Supplied passage:
=== Section Start ===

For example, suppose that you’re given these spot rates:
S1 = 2%/2 = 1.00%
S4 = 3.7%/2 = 1.85%
3Y forward rate in 1year’s time = 2.1349% (after doing the appropriate calculations)
BEY = 2 x 2.1349% = 4.2698%
The approximation would be: (4 x 3.70% - 2%) / 3 = 4.2667%
i know this might sound very fundamental, but i seem to get more confused the more i read
I read S2000magician’s blog and i still don’t quite understand 2 things:
1. which spot rates to use in calculating the BEY (why is S1 and S4 used in its computation below) and
2. which spot rates to use in the use of its approximation (why 4 X 3.7% below).

=== Section End ===

Data extract:
=== Section Start ===

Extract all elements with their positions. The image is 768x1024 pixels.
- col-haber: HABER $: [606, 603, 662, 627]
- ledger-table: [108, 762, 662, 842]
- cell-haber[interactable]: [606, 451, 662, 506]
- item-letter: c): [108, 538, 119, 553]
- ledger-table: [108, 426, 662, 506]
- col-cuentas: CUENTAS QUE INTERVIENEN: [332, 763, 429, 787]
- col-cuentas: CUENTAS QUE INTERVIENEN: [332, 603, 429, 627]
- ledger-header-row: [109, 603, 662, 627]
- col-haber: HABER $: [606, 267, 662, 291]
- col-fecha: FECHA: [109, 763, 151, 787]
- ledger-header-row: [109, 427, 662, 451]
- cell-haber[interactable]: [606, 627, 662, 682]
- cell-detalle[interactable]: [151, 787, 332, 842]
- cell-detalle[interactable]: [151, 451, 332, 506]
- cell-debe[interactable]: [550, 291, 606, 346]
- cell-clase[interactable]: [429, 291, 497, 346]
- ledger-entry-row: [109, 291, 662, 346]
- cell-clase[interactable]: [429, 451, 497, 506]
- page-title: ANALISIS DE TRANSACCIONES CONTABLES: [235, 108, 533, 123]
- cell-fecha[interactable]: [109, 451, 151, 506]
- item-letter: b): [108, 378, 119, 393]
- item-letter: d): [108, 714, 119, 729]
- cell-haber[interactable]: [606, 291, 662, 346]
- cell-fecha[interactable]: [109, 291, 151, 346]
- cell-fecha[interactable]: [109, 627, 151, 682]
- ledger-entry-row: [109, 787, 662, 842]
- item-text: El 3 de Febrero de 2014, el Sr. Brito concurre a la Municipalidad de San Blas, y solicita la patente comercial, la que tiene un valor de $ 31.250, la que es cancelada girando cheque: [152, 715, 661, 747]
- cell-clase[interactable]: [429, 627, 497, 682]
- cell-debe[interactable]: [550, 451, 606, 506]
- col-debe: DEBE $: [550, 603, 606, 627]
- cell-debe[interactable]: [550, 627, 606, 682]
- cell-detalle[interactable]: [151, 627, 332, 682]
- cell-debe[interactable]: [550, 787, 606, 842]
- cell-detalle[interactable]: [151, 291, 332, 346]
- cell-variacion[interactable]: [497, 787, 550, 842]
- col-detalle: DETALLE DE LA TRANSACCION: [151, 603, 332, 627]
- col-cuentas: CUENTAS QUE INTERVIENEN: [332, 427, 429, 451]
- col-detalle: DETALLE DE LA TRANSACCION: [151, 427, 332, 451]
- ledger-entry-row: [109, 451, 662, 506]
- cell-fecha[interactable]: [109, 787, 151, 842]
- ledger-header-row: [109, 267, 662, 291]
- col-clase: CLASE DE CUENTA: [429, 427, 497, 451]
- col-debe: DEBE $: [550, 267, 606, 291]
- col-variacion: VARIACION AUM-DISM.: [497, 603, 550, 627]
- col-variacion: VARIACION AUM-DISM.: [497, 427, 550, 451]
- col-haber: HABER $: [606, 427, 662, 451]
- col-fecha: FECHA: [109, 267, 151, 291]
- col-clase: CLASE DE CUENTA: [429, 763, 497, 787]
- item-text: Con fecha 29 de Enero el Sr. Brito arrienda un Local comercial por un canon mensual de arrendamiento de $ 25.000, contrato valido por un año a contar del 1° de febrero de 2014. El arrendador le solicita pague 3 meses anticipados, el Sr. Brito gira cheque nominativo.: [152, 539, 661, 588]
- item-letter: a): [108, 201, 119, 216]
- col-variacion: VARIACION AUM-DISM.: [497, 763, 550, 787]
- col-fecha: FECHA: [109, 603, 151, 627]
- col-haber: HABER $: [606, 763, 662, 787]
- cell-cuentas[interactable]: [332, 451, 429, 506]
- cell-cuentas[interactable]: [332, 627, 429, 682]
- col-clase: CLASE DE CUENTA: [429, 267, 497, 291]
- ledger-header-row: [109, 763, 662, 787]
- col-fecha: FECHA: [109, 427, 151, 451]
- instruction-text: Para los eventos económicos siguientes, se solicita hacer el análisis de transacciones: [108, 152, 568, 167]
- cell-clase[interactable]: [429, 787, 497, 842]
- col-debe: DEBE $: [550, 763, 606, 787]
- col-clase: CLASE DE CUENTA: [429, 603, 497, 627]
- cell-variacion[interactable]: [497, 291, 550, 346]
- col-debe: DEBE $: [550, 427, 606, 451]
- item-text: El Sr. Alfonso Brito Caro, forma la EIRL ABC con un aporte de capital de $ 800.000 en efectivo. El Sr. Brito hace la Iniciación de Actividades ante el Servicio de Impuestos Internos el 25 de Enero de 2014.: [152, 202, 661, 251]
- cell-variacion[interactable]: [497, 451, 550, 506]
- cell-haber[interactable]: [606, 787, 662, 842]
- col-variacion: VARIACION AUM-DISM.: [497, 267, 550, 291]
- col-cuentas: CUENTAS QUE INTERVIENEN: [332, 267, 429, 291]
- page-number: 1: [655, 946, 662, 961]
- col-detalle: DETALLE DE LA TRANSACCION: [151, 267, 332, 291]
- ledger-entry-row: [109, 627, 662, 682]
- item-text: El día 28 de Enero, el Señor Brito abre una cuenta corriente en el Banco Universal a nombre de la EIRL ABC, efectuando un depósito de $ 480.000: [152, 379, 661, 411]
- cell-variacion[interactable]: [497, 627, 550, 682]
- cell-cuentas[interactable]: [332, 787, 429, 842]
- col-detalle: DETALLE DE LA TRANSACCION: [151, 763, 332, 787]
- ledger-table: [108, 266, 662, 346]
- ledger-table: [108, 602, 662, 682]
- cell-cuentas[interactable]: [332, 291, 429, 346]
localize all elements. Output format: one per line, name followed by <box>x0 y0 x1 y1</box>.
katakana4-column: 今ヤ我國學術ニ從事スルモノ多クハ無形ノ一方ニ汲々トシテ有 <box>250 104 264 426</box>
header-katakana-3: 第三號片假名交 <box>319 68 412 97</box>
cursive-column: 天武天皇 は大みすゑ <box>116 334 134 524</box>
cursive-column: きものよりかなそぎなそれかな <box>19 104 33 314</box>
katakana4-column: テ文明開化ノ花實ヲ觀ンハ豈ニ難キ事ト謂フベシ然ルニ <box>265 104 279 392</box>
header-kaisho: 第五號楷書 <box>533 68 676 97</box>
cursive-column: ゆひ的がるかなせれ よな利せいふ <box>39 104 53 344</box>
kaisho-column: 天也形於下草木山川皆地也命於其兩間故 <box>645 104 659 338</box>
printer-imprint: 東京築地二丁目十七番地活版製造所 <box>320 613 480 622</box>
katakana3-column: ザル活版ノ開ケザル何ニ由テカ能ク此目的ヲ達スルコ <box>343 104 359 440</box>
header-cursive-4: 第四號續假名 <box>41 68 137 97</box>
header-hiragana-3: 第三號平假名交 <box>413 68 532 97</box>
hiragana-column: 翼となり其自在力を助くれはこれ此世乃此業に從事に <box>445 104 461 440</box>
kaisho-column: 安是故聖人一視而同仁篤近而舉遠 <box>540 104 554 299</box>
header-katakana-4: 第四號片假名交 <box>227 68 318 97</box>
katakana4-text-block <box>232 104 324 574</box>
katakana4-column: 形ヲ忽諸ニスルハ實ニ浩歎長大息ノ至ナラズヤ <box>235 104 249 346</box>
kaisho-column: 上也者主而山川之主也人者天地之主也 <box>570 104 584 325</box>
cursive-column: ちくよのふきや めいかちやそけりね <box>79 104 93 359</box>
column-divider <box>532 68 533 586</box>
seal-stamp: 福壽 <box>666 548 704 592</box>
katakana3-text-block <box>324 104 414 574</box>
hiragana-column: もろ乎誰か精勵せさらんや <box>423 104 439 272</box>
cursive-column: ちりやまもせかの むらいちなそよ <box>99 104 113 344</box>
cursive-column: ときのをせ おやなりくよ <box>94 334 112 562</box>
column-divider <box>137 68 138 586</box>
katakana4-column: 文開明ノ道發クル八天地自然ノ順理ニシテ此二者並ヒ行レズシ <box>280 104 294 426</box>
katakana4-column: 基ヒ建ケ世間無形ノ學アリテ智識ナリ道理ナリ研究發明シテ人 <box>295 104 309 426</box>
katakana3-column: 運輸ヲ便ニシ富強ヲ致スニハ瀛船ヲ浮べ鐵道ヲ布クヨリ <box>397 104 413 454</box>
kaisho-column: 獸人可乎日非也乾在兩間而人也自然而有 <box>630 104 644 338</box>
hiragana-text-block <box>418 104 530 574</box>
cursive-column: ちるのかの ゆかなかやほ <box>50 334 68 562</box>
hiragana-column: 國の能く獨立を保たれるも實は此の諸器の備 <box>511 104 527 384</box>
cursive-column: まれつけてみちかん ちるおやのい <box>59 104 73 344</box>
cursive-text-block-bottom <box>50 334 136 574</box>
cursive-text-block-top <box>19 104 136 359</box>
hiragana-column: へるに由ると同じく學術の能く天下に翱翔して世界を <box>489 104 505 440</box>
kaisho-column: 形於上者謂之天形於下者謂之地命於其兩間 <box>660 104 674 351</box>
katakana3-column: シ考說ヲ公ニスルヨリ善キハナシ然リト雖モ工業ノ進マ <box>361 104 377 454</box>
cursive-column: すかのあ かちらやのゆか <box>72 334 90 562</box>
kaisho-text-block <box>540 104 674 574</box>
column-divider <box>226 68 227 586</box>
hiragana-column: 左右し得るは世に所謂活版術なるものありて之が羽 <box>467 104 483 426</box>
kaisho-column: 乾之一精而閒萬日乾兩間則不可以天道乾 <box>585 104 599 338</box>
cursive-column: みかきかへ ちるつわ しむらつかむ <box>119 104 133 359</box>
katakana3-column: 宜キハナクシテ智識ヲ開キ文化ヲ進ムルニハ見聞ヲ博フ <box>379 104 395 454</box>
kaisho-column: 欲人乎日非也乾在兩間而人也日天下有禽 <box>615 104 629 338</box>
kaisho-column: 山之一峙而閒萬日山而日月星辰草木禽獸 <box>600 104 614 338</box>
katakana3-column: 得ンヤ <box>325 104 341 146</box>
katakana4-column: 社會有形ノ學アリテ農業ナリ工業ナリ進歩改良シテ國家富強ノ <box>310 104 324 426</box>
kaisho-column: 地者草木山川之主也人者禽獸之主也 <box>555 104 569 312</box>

=== Section End ===

The problem:
Pick up the spot-rate post where it stops and keep writing it.

Reply:
Thanks in advance!
For example, suppose that you’re given these spot rates:
- 6-months, 2.00%
- 1-year, 3.00%
- 18-months, 3.50%
- 2-years, 3.70%
S1 = 2%/2 = 1.00%
S4 = 3.7%/2 = 1.85%
3Y forward rate in 1year’s time = 2.1349% (after doing the appropriate calculations)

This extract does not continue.